そして私たちはハワイでビールを造っていることに誇りを持ち、いつも明るい気持ちでビール造りに臨むことを忘れないようにしています。何をやっているのかということを意識するだけでなく、なぜそれをやっているのかということを常に意識することが大切だと思います。
アロハの精神を注ぎながら手造りするビールが私たちの持ち味です。ドッグフィッシュヘッド・ブルワリーのSam Calagione氏が言う「風変わりな人たちのための風変わりなエール」や、ストーン・ブリューイング社のビールのラベルに書いてあるyou’re not worthy(あなたはこのビールを飲むに値しない)などといった強烈なキャッチコピーも大変魅力的ですが、アロハの精神に基づいて造られた当社のビールにはyou’re not worthyという過激なセリフは似合いませんし、彼らよりも中間市場をターゲットにしている我々のビールには風変わりなエールというセリフも似合いません。ハワイには世界中からたくさんの人たちがやってきます。そして彼らが当社のビールの缶を開ける時、そのラベルにまず注目するでしょう。当社のラベルの完成度も本物の証。見た目にもセクシーなデザインですが、味もセクシーです。ビキニ姿のハワイアンガールのイラストが印象的なビキニ・ブロンド・ラガーを飲みながらハワイならではのバケーション気分に浸ってください。
原料の調達に苦労はありませんか?
マウイ島では穀物の栽培は行われていないので麦芽は島外から仕入れてくる以外ありません。大麦が栽培されていませんし、大麦の加工場も島内にはありません。ホップの加工場もありません。以前ホップの栽培を試みたことがありましたが気候が合わず育ちませんでした。当社では年間約24000ポンドのホップを使いますが、それだけのホップを栽培するには広大な畑が必要になりますし、肥料代も膨大です。原材料のコンテナの到着スケジュールには特に気を使います。海が荒れて船が遅れることもありますし、荷崩れなど起こしたら大変です。ビキニ・ブロンド・ラガーを造る予定を立ててもピルスナーモルトが入ってこなければ造れませんから状況によって他のビールに予定変更しなければならない場合もあります。近年は自然災害も多くなっています。水が手に入らなかったり停電になったり、従業員が出社できなかったりして仕事にならない事態も考えられるのです。
不確定要素が多い中で島内での仕事はカレンダー通りにはいかないことも多く、朝9時に始業して夕方5時で終わり、とはいかないこともあります。また麦芽を発注してもすぐには入荷しないので、在庫については常にある程度の余裕を持たせておく必要があります。ハワイには受注の翌日に発送、というシステムは存在しないので、急ぐ場合はこちらから飛行機で他の島へ必要なものを取りに出向いたり、機械の部品などについては本土で誰かに調達してもらい、飛行機で持ってきてもらったりします。物が入ってこないと騒いでも入ってこないものは入ってきませんから。ここでは本当に時間がゆっくり流れていることを感じます。

▶ _提供された資料_:
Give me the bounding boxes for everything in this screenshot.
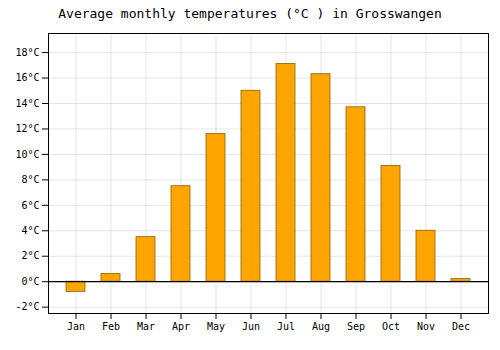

--

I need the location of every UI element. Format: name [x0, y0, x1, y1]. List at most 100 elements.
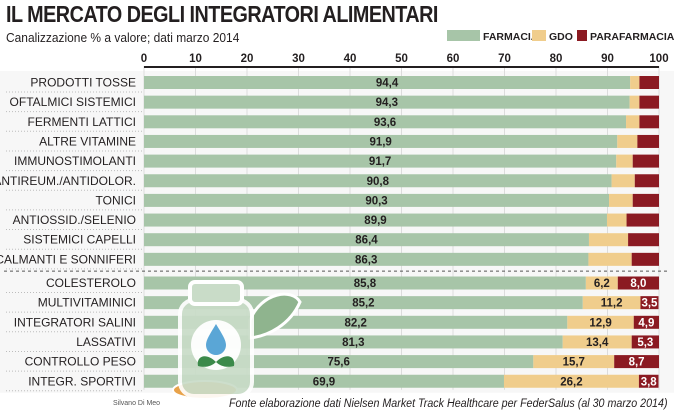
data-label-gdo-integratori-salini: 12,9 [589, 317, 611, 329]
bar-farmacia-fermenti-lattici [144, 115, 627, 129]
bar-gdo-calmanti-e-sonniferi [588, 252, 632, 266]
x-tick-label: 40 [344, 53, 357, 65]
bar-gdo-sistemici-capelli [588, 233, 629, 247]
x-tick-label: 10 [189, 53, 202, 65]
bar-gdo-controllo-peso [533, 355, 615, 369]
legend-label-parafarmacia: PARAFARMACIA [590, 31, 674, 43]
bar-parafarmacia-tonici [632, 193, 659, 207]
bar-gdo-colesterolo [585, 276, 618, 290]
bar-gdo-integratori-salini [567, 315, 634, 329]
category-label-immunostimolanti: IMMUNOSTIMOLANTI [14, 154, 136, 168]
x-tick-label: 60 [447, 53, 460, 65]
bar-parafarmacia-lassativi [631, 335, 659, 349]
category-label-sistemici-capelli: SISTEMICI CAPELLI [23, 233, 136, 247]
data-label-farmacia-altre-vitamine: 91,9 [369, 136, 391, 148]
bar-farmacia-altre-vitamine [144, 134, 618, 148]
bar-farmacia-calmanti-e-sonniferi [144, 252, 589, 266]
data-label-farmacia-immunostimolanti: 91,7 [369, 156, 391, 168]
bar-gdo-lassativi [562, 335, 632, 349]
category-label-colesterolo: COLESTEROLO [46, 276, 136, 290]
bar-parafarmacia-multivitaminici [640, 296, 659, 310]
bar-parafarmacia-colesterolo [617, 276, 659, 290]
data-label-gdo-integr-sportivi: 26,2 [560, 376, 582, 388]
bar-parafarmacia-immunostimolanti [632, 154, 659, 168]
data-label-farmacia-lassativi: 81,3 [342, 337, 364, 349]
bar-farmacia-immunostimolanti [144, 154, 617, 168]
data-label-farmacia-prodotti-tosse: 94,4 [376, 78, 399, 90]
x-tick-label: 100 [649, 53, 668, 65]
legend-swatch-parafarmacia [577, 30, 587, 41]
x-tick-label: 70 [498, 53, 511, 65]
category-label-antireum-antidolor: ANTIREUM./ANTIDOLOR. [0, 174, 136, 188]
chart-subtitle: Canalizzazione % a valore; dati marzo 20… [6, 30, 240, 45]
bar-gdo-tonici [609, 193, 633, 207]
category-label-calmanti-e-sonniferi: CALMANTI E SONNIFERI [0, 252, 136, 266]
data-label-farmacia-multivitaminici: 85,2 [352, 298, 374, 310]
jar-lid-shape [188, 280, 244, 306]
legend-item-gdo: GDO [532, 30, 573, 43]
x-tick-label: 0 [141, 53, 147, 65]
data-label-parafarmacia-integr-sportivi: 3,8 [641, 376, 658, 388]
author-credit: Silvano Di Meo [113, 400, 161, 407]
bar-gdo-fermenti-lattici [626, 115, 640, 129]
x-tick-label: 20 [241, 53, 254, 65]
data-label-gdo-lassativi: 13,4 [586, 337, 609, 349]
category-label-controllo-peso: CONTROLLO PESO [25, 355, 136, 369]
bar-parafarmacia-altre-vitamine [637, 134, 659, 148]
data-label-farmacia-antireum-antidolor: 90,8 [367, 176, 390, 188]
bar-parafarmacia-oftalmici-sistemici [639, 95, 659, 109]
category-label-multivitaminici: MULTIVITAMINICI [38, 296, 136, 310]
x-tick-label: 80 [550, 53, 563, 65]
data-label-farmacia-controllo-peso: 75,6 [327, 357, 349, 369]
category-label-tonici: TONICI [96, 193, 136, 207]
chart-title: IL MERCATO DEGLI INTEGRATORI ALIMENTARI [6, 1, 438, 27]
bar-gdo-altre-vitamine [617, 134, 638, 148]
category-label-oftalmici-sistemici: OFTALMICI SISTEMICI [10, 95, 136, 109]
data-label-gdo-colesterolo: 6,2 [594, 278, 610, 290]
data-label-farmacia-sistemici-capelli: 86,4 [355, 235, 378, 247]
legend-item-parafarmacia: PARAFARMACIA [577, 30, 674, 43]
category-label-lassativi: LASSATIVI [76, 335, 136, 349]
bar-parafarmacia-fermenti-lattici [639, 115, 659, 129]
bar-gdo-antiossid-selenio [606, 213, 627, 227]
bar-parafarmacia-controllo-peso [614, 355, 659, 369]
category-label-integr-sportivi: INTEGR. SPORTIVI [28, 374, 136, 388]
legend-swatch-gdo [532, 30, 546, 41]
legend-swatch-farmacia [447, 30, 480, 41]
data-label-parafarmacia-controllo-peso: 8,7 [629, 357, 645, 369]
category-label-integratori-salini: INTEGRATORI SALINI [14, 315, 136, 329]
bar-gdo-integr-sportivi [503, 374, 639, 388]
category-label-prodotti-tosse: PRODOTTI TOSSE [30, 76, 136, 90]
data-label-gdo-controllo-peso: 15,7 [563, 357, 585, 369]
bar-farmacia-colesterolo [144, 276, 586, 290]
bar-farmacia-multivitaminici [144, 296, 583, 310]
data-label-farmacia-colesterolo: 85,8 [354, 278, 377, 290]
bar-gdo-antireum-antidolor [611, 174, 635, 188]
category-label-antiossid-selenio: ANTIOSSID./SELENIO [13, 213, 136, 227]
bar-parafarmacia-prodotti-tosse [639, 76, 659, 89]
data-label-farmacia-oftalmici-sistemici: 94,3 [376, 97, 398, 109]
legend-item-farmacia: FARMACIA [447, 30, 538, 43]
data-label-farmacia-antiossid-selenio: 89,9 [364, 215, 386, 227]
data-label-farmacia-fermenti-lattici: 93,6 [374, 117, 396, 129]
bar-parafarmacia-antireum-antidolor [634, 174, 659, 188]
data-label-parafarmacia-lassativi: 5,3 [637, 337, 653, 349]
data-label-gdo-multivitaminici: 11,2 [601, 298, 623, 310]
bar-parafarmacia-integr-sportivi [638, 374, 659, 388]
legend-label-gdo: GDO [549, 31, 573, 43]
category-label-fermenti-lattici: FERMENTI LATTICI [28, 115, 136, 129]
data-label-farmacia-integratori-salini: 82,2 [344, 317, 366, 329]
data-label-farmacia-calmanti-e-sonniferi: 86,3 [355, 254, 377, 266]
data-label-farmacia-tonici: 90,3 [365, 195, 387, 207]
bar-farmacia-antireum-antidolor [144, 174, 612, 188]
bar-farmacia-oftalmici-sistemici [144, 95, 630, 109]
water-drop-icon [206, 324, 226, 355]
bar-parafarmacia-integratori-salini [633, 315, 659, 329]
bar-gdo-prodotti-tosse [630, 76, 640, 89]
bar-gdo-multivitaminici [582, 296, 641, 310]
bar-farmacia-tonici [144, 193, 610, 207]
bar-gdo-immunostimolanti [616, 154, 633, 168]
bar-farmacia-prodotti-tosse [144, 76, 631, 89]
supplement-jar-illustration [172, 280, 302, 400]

* * *

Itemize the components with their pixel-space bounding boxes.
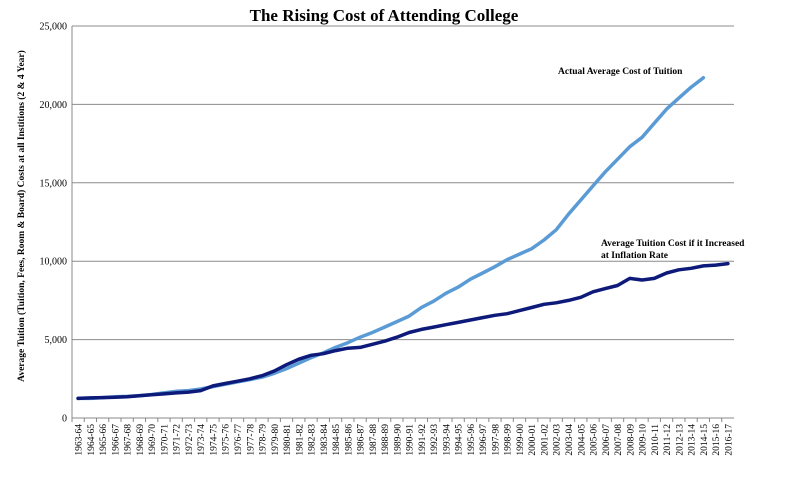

▶ _課題の内容_: 文書の抜粋によると、この醸造所が1年間に使うホップはおよそどれだけですか。

▶ _完成した課題_: 年間約24000ポンドです。